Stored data
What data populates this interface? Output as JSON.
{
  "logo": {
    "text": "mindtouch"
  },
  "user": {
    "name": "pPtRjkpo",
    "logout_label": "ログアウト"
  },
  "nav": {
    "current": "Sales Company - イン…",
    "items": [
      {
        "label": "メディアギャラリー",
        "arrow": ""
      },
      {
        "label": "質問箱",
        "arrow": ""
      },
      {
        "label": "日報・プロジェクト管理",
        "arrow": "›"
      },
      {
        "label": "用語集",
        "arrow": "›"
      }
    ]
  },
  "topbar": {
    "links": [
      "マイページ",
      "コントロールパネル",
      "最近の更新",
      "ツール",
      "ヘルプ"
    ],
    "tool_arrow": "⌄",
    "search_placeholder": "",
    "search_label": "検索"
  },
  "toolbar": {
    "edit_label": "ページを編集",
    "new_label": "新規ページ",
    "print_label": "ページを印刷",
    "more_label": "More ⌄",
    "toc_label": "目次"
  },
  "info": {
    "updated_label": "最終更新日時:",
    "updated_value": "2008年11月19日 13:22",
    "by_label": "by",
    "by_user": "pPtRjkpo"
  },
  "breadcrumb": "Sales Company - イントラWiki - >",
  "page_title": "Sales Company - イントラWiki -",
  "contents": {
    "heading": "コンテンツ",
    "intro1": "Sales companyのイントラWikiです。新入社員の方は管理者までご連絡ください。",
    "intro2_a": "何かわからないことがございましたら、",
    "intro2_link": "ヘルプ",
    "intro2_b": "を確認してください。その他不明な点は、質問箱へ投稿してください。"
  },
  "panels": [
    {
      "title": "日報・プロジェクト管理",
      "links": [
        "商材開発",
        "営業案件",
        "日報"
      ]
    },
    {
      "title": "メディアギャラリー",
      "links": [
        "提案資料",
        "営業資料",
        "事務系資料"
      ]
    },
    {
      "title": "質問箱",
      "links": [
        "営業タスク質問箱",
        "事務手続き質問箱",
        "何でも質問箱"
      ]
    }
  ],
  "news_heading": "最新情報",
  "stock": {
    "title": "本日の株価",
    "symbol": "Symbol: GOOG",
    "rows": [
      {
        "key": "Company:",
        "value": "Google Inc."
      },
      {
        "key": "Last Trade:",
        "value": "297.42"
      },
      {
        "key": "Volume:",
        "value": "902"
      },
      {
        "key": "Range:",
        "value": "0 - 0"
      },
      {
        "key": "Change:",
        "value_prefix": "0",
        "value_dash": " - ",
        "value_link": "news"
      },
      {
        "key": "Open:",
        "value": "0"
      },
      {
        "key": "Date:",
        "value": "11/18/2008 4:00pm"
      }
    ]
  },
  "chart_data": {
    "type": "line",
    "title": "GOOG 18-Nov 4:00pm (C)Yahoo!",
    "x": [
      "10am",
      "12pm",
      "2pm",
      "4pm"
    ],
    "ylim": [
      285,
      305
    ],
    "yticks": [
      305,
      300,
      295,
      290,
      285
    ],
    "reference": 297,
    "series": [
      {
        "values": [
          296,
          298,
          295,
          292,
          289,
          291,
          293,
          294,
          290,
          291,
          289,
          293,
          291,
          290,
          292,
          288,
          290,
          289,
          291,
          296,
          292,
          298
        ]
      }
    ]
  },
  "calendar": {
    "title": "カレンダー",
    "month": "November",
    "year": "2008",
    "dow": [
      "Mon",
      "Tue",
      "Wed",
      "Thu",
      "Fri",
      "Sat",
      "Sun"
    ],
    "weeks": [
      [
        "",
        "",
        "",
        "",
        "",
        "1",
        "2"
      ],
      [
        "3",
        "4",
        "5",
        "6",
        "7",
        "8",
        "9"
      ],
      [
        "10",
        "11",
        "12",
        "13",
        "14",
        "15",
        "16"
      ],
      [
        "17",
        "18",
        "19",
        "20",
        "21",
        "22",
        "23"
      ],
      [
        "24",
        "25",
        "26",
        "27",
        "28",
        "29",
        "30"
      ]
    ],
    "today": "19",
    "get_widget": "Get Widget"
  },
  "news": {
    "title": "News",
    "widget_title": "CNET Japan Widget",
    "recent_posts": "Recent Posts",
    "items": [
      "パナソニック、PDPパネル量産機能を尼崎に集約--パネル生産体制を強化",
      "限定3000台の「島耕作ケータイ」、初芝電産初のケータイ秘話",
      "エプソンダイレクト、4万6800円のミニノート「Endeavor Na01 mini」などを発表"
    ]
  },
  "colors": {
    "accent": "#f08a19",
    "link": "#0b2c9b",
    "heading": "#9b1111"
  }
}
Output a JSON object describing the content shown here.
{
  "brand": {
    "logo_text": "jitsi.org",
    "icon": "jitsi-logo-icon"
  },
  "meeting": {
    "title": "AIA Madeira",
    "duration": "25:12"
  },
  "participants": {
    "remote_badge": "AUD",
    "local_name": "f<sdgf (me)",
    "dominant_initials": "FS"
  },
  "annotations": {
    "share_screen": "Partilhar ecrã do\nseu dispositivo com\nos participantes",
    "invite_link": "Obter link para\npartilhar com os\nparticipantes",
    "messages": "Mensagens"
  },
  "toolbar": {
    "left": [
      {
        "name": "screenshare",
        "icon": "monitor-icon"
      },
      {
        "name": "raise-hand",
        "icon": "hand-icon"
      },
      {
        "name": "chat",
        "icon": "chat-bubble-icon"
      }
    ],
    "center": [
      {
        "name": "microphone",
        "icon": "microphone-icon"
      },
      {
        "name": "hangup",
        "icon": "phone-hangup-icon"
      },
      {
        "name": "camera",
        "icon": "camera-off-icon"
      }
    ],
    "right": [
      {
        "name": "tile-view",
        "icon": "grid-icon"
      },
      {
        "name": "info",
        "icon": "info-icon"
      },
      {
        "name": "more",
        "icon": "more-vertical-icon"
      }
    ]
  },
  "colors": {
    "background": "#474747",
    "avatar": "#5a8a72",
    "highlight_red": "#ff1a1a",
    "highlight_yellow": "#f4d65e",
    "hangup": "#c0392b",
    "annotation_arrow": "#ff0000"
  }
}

= WHAT NEEDS TO BE DONE =
Write out all the entries exactly.

= CORRECT ANSWER =
What data populates this interface? Output as JSON.
{
  "logo": {
    "text": "mindtouch"
  },
  "user": {
    "name": "pPtRjkpo",
    "logout_label": "ログアウト"
  },
  "nav": {
    "current": "Sales Company - イン…",
    "items": [
      {
        "label": "メディアギャラリー",
        "arrow": ""
      },
      {
        "label": "質問箱",
        "arrow": ""
      },
      {
        "label": "日報・プロジェクト管理",
        "arrow": "›"
      },
      {
        "label": "用語集",
        "arrow": "›"
      }
    ]
  },
  "topbar": {
    "links": [
      "マイページ",
      "コントロールパネル",
      "最近の更新",
      "ツール",
      "ヘルプ"
    ],
    "tool_arrow": "⌄",
    "search_placeholder": "",
    "search_label": "検索"
  },
  "toolbar": {
    "edit_label": "ページを編集",
    "new_label": "新規ページ",
    "print_label": "ページを印刷",
    "more_label": "More ⌄",
    "toc_label": "目次"
  },
  "info": {
    "updated_label": "最終更新日時:",
    "updated_value": "2008年11月19日 13:22",
    "by_label": "by",
    "by_user": "pPtRjkpo"
  },
  "breadcrumb": "Sales Company - イントラWiki - >",
  "page_title": "Sales Company - イントラWiki -",
  "contents": {
    "heading": "コンテンツ",
    "intro1": "Sales companyのイントラWikiです。新入社員の方は管理者までご連絡ください。",
    "intro2_a": "何かわからないことがございましたら、",
    "intro2_link": "ヘルプ",
    "intro2_b": "を確認してください。その他不明な点は、質問箱へ投稿してください。"
  },
  "panels": [
    {
      "title": "日報・プロジェクト管理",
      "links": [
        "商材開発",
        "営業案件",
        "日報"
      ]
    },
    {
      "title": "メディアギャラリー",
      "links": [
        "提案資料",
        "営業資料",
        "事務系資料"
      ]
    },
    {
      "title": "質問箱",
      "links": [
        "営業タスク質問箱",
        "事務手続き質問箱",
        "何でも質問箱"
      ]
    }
  ],
  "news_heading": "最新情報",
  "stock": {
    "title": "本日の株価",
    "symbol": "Symbol: GOOG",
    "rows": [
      {
        "key": "Company:",
        "value": "Google Inc."
      },
      {
        "key": "Last Trade:",
        "value": "297.42"
      },
      {
        "key": "Volume:",
        "value": "902"
      },
      {
        "key": "Range:",
        "value": "0 - 0"
      },
      {
        "key": "Change:",
        "value_prefix": "0",
        "value_dash": " - ",
        "value_link": "news"
      },
      {
        "key": "Open:",
        "value": "0"
      },
      {
        "key": "Date:",
        "value": "11/18/2008 4:00pm"
      }
    ]
  },
  "chart_data": {
    "type": "line",
    "title": "GOOG 18-Nov 4:00pm (C)Yahoo!",
    "x": [
      "10am",
      "12pm",
      "2pm",
      "4pm"
    ],
    "ylim": [
      285,
      305
    ],
    "yticks": [
      305,
      300,
      295,
      290,
      285
    ],
    "reference": 297,
    "series": [
      {
        "values": [
          296,
          298,
          295,
          292,
          289,
          291,
          293,
          294,
          290,
          291,
          289,
          293,
          291,
          290,
          292,
          288,
          290,
          289,
          291,
          296,
          292,
          298
        ]
      }
    ]
  },
  "calendar": {
    "title": "カレンダー",
    "month": "November",
    "year": "2008",
    "dow": [
      "Mon",
      "Tue",
      "Wed",
      "Thu",
      "Fri",
      "Sat",
      "Sun"
    ],
    "weeks": [
      [
        "",
        "",
        "",
        "",
        "",
        "1",
        "2"
      ],
      [
        "3",
        "4",
        "5",
        "6",
        "7",
        "8",
        "9"
      ],
      [
        "10",
        "11",
        "12",
        "13",
        "14",
        "15",
        "16"
      ],
      [
        "17",
        "18",
        "19",
        "20",
        "21",
        "22",
        "23"
      ],
      [
        "24",
        "25",
        "26",
        "27",
        "28",
        "29",
        "30"
      ]
    ],
    "today": "19",
    "get_widget": "Get Widget"
  },
  "news": {
    "title": "News",
    "widget_title": "CNET Japan Widget",
    "recent_posts": "Recent Posts",
    "items": [
      "パナソニック、PDPパネル量産機能を尼崎に集約--パネル生産体制を強化",
      "限定3000台の「島耕作ケータイ」、初芝電産初のケータイ秘話",
      "エプソンダイレクト、4万6800円のミニノート「Endeavor Na01 mini」などを発表"
    ]
  },
  "colors": {
    "accent": "#f08a19",
    "link": "#0b2c9b",
    "heading": "#9b1111"
  }
}
Output a JSON object describing the content shown here.
{
  "brand": {
    "logo_text": "jitsi.org",
    "icon": "jitsi-logo-icon"
  },
  "meeting": {
    "title": "AIA Madeira",
    "duration": "25:12"
  },
  "participants": {
    "remote_badge": "AUD",
    "local_name": "f<sdgf (me)",
    "dominant_initials": "FS"
  },
  "annotations": {
    "share_screen": "Partilhar ecrã do\nseu dispositivo com\nos participantes",
    "invite_link": "Obter link para\npartilhar com os\nparticipantes",
    "messages": "Mensagens"
  },
  "toolbar": {
    "left": [
      {
        "name": "screenshare",
        "icon": "monitor-icon"
      },
      {
        "name": "raise-hand",
        "icon": "hand-icon"
      },
      {
        "name": "chat",
        "icon": "chat-bubble-icon"
      }
    ],
    "center": [
      {
        "name": "microphone",
        "icon": "microphone-icon"
      },
      {
        "name": "hangup",
        "icon": "phone-hangup-icon"
      },
      {
        "name": "camera",
        "icon": "camera-off-icon"
      }
    ],
    "right": [
      {
        "name": "tile-view",
        "icon": "grid-icon"
      },
      {
        "name": "info",
        "icon": "info-icon"
      },
      {
        "name": "more",
        "icon": "more-vertical-icon"
      }
    ]
  },
  "colors": {
    "background": "#474747",
    "avatar": "#5a8a72",
    "highlight_red": "#ff1a1a",
    "highlight_yellow": "#f4d65e",
    "hangup": "#c0392b",
    "annotation_arrow": "#ff0000"
  }
}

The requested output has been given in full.